[THE PROBLEM] In the listing below, find every line with the string "LISICON" and pull it out.

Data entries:
★ ★ ★ ★ ★

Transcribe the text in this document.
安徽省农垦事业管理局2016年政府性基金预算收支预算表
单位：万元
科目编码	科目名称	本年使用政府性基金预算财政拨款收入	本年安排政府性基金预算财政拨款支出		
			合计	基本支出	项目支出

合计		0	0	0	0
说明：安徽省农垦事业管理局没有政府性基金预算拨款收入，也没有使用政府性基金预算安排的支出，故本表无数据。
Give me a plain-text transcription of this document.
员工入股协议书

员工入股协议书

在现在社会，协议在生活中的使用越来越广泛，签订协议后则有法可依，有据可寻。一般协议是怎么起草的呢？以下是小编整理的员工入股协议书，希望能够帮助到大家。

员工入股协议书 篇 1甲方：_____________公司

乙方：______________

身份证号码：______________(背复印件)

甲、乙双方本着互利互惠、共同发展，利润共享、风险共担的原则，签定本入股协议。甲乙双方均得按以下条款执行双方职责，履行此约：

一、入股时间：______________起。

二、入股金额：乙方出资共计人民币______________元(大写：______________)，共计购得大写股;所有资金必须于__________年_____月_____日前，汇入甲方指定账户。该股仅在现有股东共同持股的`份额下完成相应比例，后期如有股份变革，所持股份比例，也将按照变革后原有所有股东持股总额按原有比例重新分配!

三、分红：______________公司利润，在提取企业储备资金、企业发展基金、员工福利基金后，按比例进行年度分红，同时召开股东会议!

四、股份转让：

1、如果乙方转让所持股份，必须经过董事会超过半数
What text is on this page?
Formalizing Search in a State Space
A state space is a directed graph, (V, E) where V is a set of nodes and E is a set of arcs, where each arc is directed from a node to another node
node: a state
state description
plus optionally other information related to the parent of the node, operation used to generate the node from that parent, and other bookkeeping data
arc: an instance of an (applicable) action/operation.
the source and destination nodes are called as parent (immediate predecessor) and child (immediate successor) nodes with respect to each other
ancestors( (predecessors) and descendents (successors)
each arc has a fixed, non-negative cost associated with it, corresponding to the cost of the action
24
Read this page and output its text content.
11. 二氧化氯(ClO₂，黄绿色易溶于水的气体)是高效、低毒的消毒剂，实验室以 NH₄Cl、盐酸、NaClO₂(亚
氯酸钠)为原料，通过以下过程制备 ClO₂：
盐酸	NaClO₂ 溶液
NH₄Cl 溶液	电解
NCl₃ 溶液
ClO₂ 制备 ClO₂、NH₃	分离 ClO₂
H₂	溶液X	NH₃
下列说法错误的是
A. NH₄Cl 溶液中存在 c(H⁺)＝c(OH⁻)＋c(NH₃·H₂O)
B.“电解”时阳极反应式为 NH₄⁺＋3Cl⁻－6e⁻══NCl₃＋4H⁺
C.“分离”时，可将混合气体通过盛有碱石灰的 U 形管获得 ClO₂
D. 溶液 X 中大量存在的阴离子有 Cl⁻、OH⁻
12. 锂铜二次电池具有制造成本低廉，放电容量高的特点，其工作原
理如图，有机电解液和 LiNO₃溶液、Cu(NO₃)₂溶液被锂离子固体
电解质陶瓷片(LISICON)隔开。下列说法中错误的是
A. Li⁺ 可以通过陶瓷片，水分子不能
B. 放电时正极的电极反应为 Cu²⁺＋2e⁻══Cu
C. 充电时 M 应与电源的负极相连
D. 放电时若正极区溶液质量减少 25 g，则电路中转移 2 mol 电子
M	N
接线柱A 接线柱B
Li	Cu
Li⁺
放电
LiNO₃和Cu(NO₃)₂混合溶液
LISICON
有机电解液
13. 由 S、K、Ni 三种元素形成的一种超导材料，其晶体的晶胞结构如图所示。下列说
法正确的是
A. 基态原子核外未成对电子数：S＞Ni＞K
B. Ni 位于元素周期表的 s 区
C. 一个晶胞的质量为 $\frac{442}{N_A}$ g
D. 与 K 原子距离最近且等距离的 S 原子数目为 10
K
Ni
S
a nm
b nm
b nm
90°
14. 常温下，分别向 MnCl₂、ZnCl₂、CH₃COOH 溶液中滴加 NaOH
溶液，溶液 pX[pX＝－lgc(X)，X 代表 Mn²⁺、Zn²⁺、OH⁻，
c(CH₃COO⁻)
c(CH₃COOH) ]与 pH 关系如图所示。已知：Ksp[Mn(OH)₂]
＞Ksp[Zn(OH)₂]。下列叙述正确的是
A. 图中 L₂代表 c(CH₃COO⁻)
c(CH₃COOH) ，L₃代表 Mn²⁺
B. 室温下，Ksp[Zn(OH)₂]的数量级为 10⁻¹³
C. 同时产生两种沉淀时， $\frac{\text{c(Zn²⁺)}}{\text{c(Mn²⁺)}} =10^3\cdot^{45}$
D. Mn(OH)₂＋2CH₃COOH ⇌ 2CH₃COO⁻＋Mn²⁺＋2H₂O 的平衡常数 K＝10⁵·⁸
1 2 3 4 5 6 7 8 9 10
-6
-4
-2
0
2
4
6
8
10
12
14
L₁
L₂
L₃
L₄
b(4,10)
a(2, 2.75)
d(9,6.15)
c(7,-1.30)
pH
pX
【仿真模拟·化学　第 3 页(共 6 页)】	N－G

★ ★ ★ ★ ★

[SOLUTION TO THIS PROBLEM]
电解质陶瓷片(LISICON)隔开。下列说法中错误的是
LISICON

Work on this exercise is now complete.